=== DATA LINES ===

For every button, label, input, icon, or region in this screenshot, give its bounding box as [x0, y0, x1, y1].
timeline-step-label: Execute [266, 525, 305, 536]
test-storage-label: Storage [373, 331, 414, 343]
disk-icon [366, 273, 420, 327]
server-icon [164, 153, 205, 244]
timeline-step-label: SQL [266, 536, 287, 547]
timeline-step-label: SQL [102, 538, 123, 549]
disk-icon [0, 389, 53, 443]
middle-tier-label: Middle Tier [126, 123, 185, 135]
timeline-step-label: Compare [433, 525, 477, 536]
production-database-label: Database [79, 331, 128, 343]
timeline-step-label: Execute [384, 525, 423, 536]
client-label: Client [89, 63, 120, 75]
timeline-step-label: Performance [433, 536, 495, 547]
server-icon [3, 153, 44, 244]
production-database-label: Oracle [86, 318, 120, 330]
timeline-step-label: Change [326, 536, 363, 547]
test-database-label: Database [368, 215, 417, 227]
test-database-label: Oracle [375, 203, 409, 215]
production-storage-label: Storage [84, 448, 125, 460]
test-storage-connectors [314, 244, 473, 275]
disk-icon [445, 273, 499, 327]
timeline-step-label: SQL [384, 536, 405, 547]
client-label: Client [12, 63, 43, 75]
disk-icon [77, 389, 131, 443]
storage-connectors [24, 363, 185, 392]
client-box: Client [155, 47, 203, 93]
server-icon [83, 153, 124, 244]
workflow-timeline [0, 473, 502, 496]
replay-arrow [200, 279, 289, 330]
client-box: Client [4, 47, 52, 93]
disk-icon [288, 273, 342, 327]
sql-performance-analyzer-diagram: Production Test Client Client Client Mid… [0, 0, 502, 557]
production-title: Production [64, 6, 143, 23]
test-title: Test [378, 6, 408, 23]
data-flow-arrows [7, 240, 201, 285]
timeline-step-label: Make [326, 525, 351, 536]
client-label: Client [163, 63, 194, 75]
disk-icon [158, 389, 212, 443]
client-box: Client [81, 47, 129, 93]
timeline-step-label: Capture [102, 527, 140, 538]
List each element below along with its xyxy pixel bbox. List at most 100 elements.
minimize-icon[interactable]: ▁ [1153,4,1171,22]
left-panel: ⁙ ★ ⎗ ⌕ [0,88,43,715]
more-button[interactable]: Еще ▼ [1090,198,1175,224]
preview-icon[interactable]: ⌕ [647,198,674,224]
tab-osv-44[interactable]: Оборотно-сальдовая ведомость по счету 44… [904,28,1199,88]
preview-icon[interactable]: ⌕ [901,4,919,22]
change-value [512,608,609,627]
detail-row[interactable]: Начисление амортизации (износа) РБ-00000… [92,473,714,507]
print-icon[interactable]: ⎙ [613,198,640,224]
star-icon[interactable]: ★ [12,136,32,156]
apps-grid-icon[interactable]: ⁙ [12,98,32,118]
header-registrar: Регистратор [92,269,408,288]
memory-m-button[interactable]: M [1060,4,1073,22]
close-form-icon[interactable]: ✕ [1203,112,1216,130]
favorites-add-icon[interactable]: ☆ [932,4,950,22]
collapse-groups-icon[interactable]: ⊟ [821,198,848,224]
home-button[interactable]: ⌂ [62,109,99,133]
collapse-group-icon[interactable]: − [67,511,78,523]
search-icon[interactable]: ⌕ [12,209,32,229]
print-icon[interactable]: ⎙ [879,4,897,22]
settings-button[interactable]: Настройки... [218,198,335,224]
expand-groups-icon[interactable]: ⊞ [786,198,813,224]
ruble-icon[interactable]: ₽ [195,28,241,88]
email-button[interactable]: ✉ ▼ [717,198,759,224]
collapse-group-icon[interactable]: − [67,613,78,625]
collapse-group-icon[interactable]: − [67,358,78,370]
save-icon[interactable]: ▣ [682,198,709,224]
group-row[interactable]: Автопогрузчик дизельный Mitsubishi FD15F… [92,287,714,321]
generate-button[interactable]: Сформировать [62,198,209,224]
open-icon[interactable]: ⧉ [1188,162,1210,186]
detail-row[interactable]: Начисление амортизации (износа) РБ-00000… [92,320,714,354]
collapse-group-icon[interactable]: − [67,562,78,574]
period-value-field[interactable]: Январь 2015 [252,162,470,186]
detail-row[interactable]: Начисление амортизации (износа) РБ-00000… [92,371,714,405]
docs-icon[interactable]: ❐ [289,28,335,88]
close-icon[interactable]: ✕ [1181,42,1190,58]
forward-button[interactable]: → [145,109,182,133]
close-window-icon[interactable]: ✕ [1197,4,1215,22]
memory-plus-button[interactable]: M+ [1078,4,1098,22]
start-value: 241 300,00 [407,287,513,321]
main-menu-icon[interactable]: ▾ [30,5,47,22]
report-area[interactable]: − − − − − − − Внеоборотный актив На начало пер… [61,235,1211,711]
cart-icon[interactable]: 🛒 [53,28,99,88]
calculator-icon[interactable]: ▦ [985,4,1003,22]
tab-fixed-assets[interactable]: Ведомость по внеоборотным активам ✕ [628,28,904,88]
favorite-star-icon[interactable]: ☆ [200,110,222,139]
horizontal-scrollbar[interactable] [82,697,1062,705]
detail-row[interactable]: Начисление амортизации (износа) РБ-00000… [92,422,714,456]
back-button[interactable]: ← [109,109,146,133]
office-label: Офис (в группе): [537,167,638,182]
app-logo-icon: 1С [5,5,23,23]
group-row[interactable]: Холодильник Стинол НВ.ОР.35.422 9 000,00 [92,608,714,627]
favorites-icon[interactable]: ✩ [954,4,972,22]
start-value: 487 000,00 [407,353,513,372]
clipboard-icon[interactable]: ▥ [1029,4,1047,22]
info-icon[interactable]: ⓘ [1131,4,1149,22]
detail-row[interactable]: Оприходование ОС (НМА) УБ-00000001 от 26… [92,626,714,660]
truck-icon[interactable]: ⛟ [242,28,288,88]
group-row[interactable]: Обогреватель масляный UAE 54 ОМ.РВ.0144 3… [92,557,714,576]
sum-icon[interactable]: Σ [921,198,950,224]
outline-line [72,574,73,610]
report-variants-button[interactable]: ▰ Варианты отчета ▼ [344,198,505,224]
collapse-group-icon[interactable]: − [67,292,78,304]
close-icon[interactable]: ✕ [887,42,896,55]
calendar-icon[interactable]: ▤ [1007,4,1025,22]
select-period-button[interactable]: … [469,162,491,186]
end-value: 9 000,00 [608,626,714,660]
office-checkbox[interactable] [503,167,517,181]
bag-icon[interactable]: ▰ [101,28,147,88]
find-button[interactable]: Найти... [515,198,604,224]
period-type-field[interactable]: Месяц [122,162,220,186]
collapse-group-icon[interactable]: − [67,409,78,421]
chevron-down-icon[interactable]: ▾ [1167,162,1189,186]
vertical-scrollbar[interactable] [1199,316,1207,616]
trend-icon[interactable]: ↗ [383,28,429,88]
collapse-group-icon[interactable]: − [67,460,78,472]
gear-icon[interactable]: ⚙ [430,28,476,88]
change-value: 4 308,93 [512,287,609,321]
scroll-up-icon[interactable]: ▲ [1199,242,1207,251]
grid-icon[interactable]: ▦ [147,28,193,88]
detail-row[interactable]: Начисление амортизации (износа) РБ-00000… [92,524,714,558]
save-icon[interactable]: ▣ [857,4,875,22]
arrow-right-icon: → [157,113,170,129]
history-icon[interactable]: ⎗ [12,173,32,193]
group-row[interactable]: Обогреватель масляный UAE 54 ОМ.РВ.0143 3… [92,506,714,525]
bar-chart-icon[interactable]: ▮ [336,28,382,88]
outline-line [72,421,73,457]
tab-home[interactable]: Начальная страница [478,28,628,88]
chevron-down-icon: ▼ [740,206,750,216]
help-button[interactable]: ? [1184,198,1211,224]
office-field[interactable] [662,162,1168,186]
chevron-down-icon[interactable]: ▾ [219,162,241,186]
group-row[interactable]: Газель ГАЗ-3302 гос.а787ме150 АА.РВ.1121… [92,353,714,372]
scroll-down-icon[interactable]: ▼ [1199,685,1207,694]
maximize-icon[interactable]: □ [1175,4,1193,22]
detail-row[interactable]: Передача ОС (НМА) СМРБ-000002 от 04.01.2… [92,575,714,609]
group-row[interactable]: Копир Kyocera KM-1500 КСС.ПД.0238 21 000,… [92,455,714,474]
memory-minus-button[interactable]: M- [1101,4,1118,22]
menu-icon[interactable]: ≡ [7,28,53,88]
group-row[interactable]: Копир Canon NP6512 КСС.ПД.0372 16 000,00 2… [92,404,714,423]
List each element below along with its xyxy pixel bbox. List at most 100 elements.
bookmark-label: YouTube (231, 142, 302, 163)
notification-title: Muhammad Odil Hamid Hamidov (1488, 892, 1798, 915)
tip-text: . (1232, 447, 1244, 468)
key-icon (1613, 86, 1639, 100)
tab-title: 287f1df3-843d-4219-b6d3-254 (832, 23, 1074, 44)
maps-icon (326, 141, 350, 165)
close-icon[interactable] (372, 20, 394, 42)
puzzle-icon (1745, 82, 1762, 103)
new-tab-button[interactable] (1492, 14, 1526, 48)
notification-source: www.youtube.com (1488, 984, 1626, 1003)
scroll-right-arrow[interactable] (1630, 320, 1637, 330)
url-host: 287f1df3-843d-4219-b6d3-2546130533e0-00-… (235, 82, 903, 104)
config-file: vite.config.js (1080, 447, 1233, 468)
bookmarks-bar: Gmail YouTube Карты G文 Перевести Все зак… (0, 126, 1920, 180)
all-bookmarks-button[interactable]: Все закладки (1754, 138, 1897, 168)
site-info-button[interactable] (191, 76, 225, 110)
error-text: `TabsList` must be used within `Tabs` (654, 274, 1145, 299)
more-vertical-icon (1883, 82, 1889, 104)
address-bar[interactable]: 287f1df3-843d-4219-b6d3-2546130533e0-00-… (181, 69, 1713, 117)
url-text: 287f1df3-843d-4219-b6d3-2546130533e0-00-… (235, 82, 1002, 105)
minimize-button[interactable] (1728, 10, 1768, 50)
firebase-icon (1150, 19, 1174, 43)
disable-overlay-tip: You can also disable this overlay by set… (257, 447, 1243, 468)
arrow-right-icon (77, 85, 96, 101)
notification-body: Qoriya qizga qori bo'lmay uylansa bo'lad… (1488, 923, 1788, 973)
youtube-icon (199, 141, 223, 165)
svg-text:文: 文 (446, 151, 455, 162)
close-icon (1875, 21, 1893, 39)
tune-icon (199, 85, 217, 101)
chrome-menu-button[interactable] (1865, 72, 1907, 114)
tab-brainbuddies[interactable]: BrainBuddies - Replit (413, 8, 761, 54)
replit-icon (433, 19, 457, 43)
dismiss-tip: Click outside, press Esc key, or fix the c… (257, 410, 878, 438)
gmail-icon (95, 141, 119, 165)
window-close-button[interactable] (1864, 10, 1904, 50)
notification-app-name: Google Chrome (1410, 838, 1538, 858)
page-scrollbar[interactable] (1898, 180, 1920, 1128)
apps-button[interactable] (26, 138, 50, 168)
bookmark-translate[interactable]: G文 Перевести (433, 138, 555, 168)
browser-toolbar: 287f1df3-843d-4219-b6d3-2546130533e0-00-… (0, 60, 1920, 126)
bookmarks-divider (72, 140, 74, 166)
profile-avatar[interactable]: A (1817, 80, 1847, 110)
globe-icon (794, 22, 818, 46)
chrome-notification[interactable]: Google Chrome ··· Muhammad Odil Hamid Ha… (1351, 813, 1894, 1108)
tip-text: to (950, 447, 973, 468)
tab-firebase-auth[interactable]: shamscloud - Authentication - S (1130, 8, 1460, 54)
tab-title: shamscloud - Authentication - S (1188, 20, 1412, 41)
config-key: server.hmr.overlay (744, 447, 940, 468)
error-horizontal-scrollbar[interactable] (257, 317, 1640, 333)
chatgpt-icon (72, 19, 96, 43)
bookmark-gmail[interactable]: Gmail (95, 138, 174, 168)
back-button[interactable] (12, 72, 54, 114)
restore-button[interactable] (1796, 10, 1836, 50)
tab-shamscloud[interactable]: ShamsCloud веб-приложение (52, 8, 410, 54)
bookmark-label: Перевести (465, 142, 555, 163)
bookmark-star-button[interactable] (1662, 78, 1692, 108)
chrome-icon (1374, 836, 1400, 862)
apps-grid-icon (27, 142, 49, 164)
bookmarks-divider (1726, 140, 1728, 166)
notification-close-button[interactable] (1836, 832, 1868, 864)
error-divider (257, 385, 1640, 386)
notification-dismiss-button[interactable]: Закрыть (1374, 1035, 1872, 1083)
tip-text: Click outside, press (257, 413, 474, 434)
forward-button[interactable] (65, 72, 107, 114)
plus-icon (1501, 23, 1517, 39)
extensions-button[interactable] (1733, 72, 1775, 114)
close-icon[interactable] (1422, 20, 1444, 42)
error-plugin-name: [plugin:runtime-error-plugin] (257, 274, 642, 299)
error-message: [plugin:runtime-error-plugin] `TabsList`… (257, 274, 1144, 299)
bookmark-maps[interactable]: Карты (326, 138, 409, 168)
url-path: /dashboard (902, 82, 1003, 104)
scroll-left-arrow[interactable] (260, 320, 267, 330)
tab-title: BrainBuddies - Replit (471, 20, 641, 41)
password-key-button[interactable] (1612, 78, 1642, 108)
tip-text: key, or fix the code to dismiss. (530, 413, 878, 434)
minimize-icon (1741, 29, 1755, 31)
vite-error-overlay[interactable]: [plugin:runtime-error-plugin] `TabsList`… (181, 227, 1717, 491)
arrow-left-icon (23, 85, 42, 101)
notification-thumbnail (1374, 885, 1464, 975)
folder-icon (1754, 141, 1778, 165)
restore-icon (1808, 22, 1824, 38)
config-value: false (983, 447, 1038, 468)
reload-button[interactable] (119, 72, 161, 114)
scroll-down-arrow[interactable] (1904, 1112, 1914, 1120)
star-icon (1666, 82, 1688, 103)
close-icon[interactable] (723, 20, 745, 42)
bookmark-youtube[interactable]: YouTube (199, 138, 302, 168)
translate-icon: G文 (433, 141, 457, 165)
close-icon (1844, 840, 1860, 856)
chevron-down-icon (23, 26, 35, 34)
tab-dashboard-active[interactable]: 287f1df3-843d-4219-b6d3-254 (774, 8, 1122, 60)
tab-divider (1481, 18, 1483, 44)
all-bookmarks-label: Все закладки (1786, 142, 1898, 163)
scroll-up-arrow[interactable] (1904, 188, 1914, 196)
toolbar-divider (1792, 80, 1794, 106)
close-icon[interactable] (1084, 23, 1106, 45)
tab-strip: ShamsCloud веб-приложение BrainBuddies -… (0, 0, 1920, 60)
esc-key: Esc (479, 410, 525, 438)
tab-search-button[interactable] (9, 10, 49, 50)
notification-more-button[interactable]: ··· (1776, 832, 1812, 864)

===

● **WHAT IS REQUIRED**
Convert everything from the start of the entries down to the line containing "timeline-step-label: SQL [102, 538, 123, 549]", both ends included, into a JSON list of strings with one string per line. Leave out any blank lines.

● **RESPONSE FOR THIS EXERCISE**
[
  "For every button, label, input, icon, or region in this screenshot, give its bounding box as [x0, y0, x1, y1].",
  "timeline-step-label: Execute [266, 525, 305, 536]",
  "test-storage-label: Storage [373, 331, 414, 343]",
  "disk-icon [366, 273, 420, 327]",
  "server-icon [164, 153, 205, 244]",
  "timeline-step-label: SQL [266, 536, 287, 547]",
  "timeline-step-label: SQL [102, 538, 123, 549]"
]